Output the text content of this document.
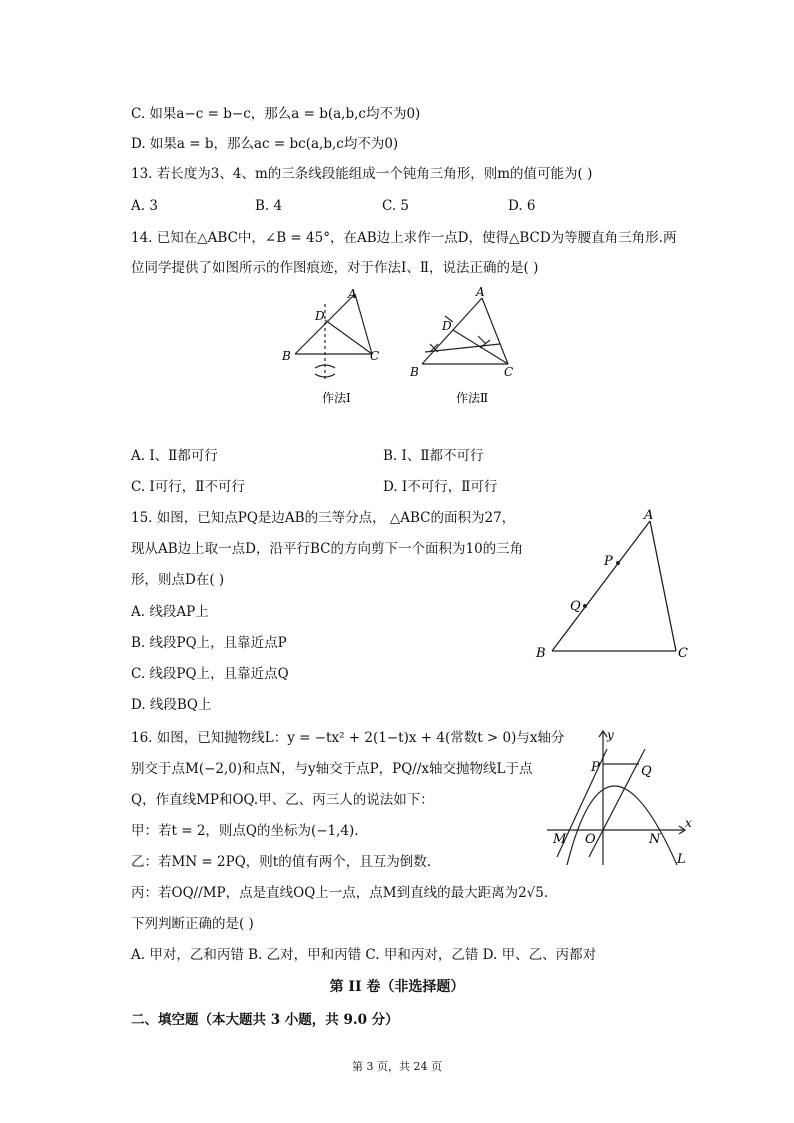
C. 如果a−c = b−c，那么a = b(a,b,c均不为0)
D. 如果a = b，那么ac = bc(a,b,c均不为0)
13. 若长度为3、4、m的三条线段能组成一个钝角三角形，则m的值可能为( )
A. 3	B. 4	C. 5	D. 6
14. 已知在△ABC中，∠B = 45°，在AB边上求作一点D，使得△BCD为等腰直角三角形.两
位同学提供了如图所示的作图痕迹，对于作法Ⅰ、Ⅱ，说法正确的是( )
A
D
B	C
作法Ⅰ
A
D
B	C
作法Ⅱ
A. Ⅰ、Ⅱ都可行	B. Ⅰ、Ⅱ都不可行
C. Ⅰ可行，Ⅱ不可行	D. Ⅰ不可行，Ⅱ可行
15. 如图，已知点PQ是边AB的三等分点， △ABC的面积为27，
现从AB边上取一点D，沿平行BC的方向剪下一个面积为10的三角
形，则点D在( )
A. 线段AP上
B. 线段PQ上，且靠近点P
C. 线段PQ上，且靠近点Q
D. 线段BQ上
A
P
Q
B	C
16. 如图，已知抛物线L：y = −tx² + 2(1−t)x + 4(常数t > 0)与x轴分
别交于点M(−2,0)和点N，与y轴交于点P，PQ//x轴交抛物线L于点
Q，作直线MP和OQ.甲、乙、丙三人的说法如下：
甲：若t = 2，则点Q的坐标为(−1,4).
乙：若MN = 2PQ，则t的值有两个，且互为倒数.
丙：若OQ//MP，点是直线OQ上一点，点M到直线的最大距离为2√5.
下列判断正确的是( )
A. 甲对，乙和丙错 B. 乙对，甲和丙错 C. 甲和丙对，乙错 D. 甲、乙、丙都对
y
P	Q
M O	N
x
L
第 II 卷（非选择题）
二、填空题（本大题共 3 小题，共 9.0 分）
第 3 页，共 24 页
* * *
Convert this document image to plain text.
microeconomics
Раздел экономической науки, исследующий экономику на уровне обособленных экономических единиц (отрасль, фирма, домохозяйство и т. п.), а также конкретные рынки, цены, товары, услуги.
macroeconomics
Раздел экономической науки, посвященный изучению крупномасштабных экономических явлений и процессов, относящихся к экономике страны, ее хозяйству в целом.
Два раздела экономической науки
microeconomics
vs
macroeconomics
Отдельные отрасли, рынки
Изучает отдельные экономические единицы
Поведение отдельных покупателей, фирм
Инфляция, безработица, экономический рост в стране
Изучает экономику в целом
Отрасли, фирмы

> **THE TASK**: A single figure is required: the number of lines above in which the word "науки" occurs.

> **REPLY TO THE TASK**: 3